Por: Luis Alberto Hara - 01/11/2012

Alejado de los patrones habituales de la vida monástica o poética, el monje Ikkyu Sojun encontró en el sexo y las tabernas la inspiración poética necesaria para celebrar los dones y las ofrendas de la vida.

La variante zen del budismo ha sido una de las más interesantes para el pensamiento occidental, especialmente porque parece representar una antítesis, una suerte de complemento, a la lógica aristotélica-cartesiana que domina nuestros procesos mentales.

Pero esto puede verse también como un lugar común, una simplificación de una realidad y una tradición mucho más vastas y quizá incluso inabarcables en las que no faltan, por supuesto, los ejemplos que puedan dar al traste con nuestras reducciones conceptuales, contradecirlas y socavarlas para, felizmente, hacernos ver desde una renovada perspectiva eso que creíamos haber comprendido.

Este es el caso de Ikkyu Sojun, un monje y poeta que al llevar al extremo las enseñanzas del zen consiguió subvertirlas y mostrarlas en su faceta más carnal, más humana, para algunos una “paradoja dogmática” de los principios originales.

Uno de los pocos traductores de Ikkyu al español, el también poeta Aurelio Asiain, describe así al monje:

Hijo ilegítimo del Emperador Go-Komatsu, el monje Ikkyu (1394–1481) es una de las figuras más interesantes del budismo zen. Célebre por haberse opuesto a la burocracia clerical y su materialismo, pero sobre todo por sus excentricidades, sus excesos y sus escándalos (fue un bebedor heroico, que invitaba a sus correligionarios a dirimir las diferencias teológicas en las tabernas y los burdeles, y predicaba que la iluminación podía alcanzarse a través de la práctica ritual del sexo) es también apreciado como calígrafo mayor de Japón, legendario flautista itinerante, artífice de la ceremonia del Té y poeta originalísimo. Como la mayor parte de los monjes zen, escribió la mayor parte de su obra poética en chino, pero sus tanka y haiku no son escasos.

Listados de elementos y regiones
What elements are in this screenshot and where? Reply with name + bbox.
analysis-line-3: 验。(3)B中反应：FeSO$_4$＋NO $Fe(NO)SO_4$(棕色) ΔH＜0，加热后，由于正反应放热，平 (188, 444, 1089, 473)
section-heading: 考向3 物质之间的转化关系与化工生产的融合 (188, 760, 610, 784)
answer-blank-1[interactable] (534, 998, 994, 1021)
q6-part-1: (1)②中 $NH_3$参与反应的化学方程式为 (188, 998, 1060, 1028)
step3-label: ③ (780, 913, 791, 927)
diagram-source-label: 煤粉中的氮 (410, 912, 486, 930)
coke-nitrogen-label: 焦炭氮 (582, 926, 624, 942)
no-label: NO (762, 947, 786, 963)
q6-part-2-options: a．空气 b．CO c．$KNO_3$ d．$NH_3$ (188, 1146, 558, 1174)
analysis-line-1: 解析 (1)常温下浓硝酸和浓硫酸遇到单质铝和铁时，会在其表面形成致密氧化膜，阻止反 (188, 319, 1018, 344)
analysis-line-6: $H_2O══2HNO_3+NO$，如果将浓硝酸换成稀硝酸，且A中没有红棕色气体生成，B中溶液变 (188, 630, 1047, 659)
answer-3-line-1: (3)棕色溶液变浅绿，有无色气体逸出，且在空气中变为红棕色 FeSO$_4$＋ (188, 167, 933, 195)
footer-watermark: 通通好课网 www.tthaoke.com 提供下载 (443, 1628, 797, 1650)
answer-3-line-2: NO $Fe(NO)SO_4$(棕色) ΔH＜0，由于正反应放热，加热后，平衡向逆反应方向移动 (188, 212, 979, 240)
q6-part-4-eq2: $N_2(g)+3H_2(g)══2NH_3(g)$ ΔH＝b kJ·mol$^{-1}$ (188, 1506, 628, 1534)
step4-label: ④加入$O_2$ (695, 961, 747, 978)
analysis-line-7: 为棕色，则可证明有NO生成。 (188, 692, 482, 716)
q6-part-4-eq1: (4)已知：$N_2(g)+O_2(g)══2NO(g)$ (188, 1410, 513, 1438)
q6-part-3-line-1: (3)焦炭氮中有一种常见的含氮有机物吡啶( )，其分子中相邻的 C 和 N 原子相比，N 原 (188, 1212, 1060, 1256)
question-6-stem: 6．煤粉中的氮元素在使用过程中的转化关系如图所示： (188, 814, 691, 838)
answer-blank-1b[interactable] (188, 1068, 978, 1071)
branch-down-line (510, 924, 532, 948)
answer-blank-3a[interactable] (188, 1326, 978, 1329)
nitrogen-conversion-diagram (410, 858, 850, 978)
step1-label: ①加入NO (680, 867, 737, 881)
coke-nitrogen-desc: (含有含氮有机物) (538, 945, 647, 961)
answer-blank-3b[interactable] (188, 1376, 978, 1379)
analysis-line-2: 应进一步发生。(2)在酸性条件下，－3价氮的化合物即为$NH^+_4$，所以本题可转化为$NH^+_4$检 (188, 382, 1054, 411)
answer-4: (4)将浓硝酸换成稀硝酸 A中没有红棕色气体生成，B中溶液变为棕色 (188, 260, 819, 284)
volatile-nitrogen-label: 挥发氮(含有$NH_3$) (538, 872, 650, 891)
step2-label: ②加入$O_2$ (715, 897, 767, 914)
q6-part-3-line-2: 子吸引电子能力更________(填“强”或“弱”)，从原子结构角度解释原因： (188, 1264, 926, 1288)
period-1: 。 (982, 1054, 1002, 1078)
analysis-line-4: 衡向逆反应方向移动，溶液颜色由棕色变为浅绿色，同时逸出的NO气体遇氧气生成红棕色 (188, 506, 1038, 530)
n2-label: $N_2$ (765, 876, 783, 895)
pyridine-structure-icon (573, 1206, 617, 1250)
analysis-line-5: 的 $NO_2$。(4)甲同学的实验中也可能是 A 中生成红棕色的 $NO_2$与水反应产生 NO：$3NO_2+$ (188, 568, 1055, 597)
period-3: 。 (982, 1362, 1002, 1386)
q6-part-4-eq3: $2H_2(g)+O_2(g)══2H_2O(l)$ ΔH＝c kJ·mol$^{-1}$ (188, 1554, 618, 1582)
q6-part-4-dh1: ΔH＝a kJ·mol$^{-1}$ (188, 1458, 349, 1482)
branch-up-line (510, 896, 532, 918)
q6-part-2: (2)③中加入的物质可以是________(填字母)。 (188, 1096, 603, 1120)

- Tareas
1. Actualiza los registros desde su comienzo hasta la línea que contiene "506, 1038, 530)", ambas incluidas, sustituyendo "interactable" por "clickable" y dejando todo lo demás igual.
2. Prosigue el texto sobre el monje Ikkyu Sojun a partir de su última oración.
El texto y los registros proceden de fuentes distintas.

- Resultados por tarea
1.
What elements are in this screenshot and where? Reply with name + bbox.
analysis-line-3: 验。(3)B中反应：FeSO$_4$＋NO $Fe(NO)SO_4$(棕色) ΔH＜0，加热后，由于正反应放热，平 (188, 444, 1089, 473)
section-heading: 考向3 物质之间的转化关系与化工生产的融合 (188, 760, 610, 784)
answer-blank-1[clickable] (534, 998, 994, 1021)
q6-part-1: (1)②中 $NH_3$参与反应的化学方程式为 (188, 998, 1060, 1028)
step3-label: ③ (780, 913, 791, 927)
diagram-source-label: 煤粉中的氮 (410, 912, 486, 930)
coke-nitrogen-label: 焦炭氮 (582, 926, 624, 942)
no-label: NO (762, 947, 786, 963)
q6-part-2-options: a．空气 b．CO c．$KNO_3$ d．$NH_3$ (188, 1146, 558, 1174)
analysis-line-1: 解析 (1)常温下浓硝酸和浓硫酸遇到单质铝和铁时，会在其表面形成致密氧化膜，阻止反 (188, 319, 1018, 344)
analysis-line-6: $H_2O══2HNO_3+NO$，如果将浓硝酸换成稀硝酸，且A中没有红棕色气体生成，B中溶液变 (188, 630, 1047, 659)
answer-3-line-1: (3)棕色溶液变浅绿，有无色气体逸出，且在空气中变为红棕色 FeSO$_4$＋ (188, 167, 933, 195)
footer-watermark: 通通好课网 www.tthaoke.com 提供下载 (443, 1628, 797, 1650)
answer-3-line-2: NO $Fe(NO)SO_4$(棕色) ΔH＜0，由于正反应放热，加热后，平衡向逆反应方向移动 (188, 212, 979, 240)
q6-part-4-eq2: $N_2(g)+3H_2(g)══2NH_3(g)$ ΔH＝b kJ·mol$^{-1}$ (188, 1506, 628, 1534)
step4-label: ④加入$O_2$ (695, 961, 747, 978)
analysis-line-7: 为棕色，则可证明有NO生成。 (188, 692, 482, 716)
q6-part-4-eq1: (4)已知：$N_2(g)+O_2(g)══2NO(g)$ (188, 1410, 513, 1438)
q6-part-3-line-1: (3)焦炭氮中有一种常见的含氮有机物吡啶( )，其分子中相邻的 C 和 N 原子相比，N 原 (188, 1212, 1060, 1256)
question-6-stem: 6．煤粉中的氮元素在使用过程中的转化关系如图所示： (188, 814, 691, 838)
answer-blank-1b[clickable] (188, 1068, 978, 1071)
branch-down-line (510, 924, 532, 948)
answer-blank-3a[clickable] (188, 1326, 978, 1329)
nitrogen-conversion-diagram (410, 858, 850, 978)
step1-label: ①加入NO (680, 867, 737, 881)
coke-nitrogen-desc: (含有含氮有机物) (538, 945, 647, 961)
answer-blank-3b[clickable] (188, 1376, 978, 1379)
analysis-line-2: 应进一步发生。(2)在酸性条件下，－3价氮的化合物即为$NH^+_4$，所以本题可转化为$NH^+_4$检 (188, 382, 1054, 411)
answer-4: (4)将浓硝酸换成稀硝酸 A中没有红棕色气体生成，B中溶液变为棕色 (188, 260, 819, 284)
volatile-nitrogen-label: 挥发氮(含有$NH_3$) (538, 872, 650, 891)
step2-label: ②加入$O_2$ (715, 897, 767, 914)
q6-part-3-line-2: 子吸引电子能力更________(填“强”或“弱”)，从原子结构角度解释原因： (188, 1264, 926, 1288)
period-1: 。 (982, 1054, 1002, 1078)
analysis-line-4: 衡向逆反应方向移动，溶液颜色由棕色变为浅绿色，同时逸出的NO气体遇氧气生成红棕色 (188, 506, 1038, 530)

2.
En cuanto a su poesía, puede encontrarse en ella un ánimo irreverente, ansioso por carcajearse de quienes se toman demasiado en serio cosas tan fútiles como la trascendencia, nunca suficientemente ahíta de celebrar ese recinto inigualable de la sensualidad del mundo que es la mujer y el disfrute que su cuerpo puede otorgar (siempre que el practicante no esté más interesado en descifrar un koan), sin dejar de lado las paradojas existenciales que tanto fascinaron a Borges cuando este se acercó al budismo zen.

Aquí algunos cuantos poemas de Ikkyu, en versión de Aurelio Asiain y tomados de esta publicación electrónica en la que pueden leerse otros más.

 

El sexo de una mujer

Es la primera boca, y no dice palabra.
La rodea un espléndido montículo de pelo.
Allí puede perderse cualquier hombre sensible.
Es la cuna de todos los Budas de mil mundos.

 

Vine a nacer
en un mundo de sueños,
igual que un sueño.
Qué descanso, extinguirse
lo mismo que el rocío.

 

¿Qué es el Buda?
Como el tapiz de musgo
entre las rocas,
pura benevolencia,
se extienden sus palabras.

 

Al carajo la gloria, los triunfos, el dinero.
Tirado cara al cielo, saborear mi pulgar.

 

Altas, muy altas,
las nubes, qué calladas,
hasta allá arriba
llegaron sin decir
una sola palabra.

 

La poesía
es ridícula: escríbela,
enorgullécete,
ufánate al espejo
y créete que sabes.

 

Tanto koan
te enseñará el camino,
pero no al rico
coñito de muchacha
al que yo me dirijo.

 

Vía Disinfo y Margen del yodo.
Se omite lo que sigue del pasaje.